> [INSTRUCTIONS FOR THE TASK]: Scan the entries and tally the lines that include the string "sonore". Reply with the figure alone.

> [DATA RECORDS]:
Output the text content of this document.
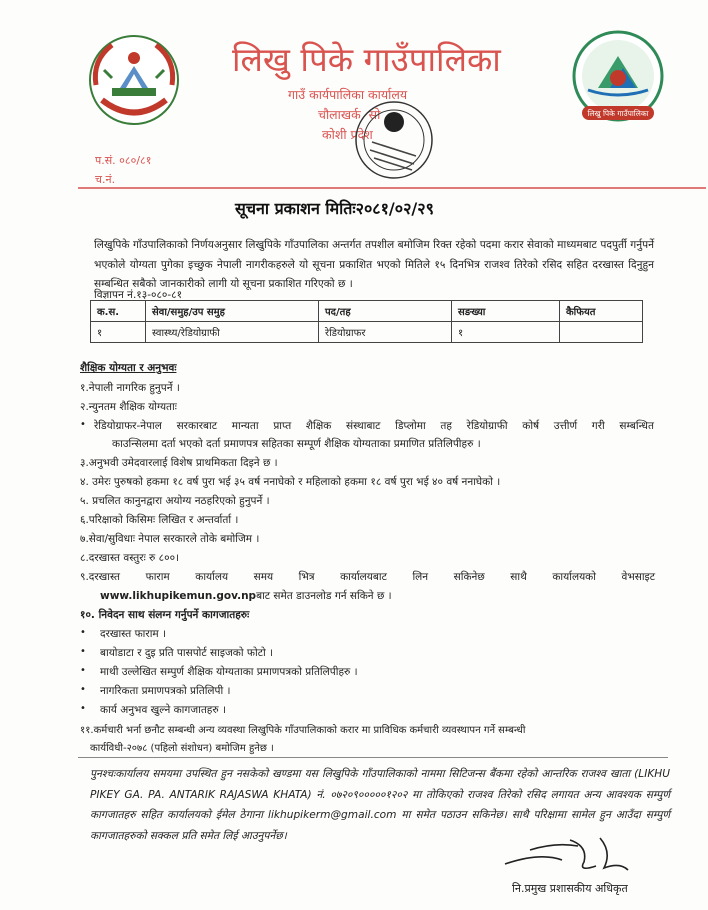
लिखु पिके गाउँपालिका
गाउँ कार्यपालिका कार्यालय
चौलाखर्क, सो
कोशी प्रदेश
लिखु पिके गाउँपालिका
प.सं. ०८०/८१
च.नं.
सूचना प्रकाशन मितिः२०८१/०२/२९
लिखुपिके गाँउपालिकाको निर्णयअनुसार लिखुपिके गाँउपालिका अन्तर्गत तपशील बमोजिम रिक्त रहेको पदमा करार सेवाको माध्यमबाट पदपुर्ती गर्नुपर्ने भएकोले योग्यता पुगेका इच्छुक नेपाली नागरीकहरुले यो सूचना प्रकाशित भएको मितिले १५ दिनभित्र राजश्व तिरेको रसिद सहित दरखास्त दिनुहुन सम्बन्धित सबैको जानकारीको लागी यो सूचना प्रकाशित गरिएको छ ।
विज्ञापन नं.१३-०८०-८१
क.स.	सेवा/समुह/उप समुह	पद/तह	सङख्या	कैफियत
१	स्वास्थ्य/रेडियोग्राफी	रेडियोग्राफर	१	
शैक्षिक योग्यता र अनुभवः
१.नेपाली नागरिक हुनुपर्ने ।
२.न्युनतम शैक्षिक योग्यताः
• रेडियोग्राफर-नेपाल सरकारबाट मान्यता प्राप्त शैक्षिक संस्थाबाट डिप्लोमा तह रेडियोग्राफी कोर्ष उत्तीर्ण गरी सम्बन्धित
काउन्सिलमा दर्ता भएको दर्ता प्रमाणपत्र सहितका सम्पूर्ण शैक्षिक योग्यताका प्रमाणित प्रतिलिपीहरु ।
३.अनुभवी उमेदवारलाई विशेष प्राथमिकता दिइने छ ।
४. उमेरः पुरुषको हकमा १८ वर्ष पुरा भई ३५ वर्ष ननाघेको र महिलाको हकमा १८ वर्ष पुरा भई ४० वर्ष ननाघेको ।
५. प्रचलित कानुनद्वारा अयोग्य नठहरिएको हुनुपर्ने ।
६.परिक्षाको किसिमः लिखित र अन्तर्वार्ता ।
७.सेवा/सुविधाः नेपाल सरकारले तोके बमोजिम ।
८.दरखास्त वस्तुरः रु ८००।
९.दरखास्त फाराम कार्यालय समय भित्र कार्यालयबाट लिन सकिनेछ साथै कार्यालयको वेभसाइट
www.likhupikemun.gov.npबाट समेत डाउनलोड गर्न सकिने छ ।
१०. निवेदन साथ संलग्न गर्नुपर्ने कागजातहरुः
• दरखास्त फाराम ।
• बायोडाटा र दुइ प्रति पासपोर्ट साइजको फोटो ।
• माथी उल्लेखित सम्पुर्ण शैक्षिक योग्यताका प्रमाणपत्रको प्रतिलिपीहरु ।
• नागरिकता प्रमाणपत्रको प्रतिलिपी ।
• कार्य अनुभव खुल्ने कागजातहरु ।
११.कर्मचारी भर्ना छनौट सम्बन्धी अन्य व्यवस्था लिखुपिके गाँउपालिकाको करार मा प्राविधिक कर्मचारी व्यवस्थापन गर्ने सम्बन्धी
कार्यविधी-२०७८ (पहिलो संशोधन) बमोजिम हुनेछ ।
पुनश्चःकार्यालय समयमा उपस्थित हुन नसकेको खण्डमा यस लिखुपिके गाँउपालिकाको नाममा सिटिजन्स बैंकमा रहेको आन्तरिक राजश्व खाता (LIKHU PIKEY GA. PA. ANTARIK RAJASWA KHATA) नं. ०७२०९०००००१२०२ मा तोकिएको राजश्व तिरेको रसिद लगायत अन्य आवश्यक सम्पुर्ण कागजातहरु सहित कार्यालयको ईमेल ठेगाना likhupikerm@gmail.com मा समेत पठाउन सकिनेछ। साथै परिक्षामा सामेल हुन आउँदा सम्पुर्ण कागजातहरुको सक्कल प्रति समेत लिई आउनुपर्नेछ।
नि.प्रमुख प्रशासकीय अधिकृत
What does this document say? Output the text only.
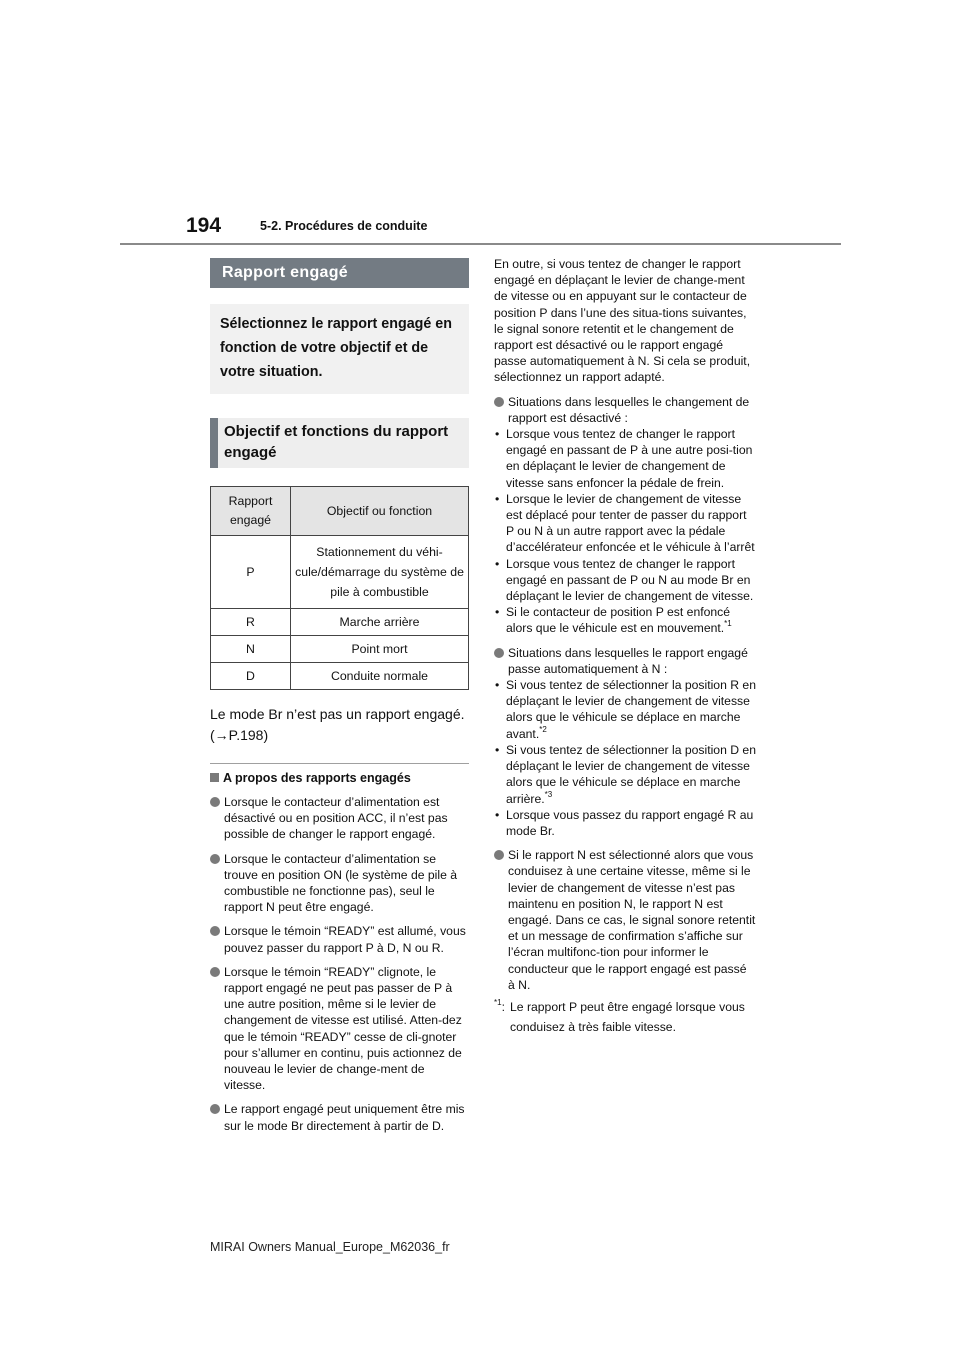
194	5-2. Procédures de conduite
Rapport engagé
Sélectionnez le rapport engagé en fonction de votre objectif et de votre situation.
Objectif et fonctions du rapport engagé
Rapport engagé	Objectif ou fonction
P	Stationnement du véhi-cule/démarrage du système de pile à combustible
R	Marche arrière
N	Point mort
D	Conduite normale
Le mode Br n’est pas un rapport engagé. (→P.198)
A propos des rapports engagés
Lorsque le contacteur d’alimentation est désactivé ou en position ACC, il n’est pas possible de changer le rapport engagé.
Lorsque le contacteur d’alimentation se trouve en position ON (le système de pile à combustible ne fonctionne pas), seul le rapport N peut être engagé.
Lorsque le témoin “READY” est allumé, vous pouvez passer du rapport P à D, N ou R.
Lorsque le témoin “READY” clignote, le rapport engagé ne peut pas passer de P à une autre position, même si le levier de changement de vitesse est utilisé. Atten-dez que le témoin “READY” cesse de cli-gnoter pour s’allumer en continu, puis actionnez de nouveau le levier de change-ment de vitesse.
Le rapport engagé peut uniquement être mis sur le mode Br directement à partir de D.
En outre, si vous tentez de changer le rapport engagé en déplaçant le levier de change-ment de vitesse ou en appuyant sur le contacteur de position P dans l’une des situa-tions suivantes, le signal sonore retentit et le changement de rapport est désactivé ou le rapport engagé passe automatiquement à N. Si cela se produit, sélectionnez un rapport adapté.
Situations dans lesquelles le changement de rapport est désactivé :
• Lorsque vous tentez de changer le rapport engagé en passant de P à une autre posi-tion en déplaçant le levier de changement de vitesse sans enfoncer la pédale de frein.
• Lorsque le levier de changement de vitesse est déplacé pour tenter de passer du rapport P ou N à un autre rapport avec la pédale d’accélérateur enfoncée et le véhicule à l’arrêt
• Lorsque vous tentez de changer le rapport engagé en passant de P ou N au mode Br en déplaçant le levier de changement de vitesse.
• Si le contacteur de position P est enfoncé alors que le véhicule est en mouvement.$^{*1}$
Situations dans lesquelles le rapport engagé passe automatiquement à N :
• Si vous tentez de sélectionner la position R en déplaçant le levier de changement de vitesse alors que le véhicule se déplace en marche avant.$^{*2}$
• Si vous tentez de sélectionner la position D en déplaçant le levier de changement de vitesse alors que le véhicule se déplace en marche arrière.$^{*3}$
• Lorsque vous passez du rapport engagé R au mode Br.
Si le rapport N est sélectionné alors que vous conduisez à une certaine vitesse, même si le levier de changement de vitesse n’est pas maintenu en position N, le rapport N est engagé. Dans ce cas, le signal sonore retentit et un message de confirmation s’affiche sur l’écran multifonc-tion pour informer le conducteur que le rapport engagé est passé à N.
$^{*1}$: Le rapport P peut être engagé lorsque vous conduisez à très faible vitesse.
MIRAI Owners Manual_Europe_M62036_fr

--

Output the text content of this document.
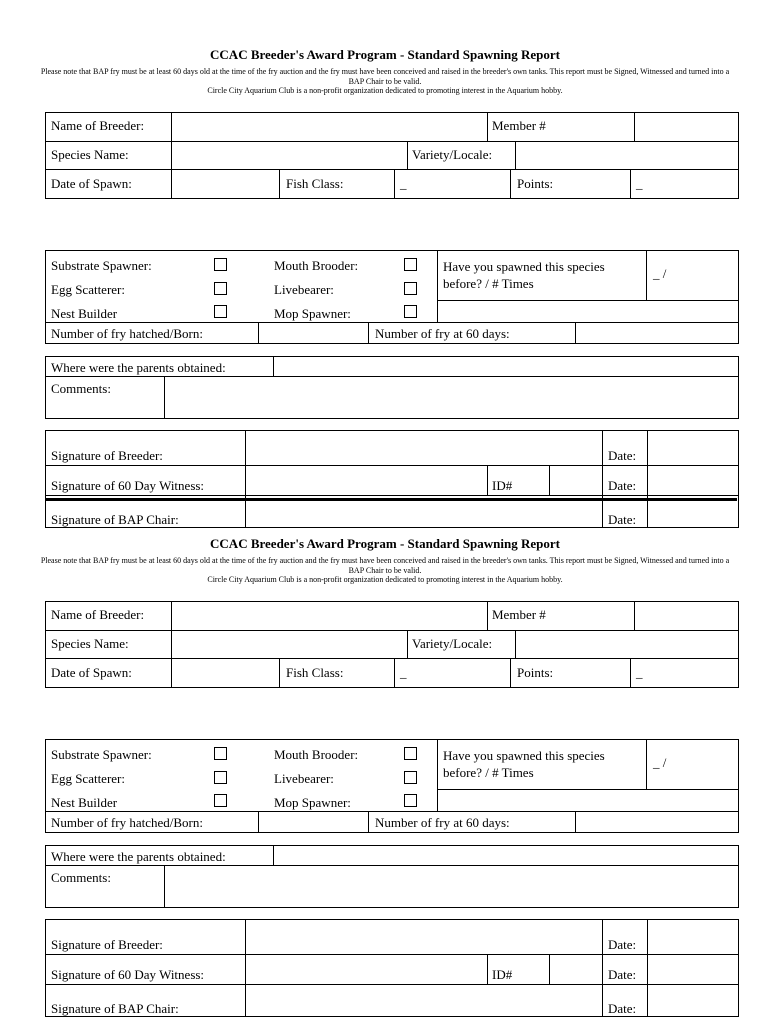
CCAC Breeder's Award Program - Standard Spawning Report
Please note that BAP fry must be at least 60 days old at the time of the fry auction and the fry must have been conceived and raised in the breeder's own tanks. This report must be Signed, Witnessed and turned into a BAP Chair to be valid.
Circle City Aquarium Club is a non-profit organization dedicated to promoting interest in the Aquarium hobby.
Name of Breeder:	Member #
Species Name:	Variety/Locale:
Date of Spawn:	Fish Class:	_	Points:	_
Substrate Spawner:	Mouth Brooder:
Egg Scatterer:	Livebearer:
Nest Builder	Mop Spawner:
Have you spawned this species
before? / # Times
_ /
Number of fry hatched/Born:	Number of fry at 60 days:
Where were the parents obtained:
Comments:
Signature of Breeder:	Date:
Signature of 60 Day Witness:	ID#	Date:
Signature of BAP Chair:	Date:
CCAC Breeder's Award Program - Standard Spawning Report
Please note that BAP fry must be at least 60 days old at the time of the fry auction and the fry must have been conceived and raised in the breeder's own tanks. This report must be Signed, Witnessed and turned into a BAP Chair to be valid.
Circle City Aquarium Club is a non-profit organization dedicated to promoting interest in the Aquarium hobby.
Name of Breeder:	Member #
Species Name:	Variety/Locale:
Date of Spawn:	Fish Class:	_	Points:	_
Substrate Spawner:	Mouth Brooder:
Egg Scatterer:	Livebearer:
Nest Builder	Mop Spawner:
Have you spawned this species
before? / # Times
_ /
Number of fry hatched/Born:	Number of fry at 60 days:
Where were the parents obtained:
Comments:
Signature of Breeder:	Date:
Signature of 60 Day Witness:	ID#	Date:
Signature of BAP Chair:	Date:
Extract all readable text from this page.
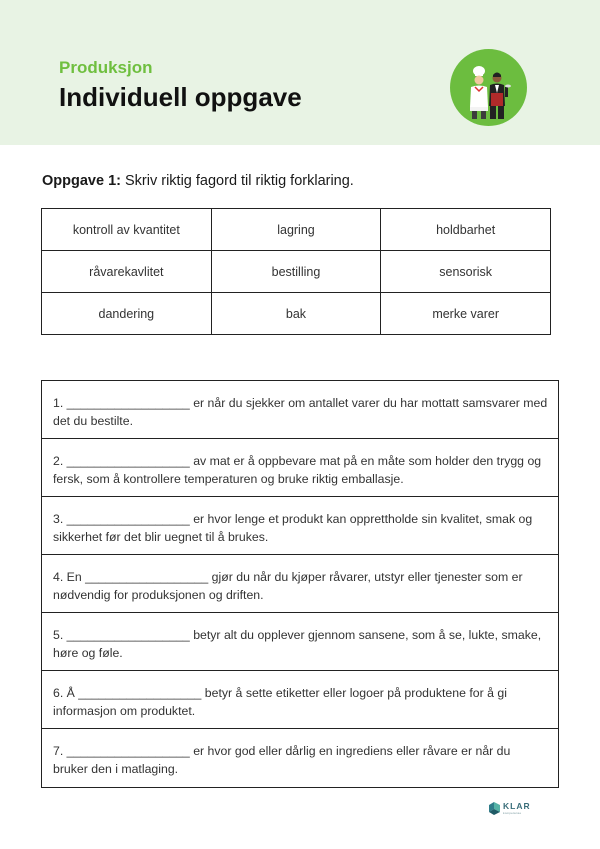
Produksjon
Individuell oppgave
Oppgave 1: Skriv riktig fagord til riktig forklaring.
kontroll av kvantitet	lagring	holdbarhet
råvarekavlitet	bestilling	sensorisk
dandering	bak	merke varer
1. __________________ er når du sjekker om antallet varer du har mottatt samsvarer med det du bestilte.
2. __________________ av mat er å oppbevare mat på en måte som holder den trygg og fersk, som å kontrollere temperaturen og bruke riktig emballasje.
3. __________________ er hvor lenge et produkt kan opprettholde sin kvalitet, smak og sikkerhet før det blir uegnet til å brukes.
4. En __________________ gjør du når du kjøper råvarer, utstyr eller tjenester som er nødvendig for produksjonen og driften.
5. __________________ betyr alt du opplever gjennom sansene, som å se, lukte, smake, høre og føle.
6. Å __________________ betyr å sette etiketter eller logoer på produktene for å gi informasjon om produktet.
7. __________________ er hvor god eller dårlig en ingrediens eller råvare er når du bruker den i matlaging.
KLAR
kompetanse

> [EXERCISE ANSWER]: 2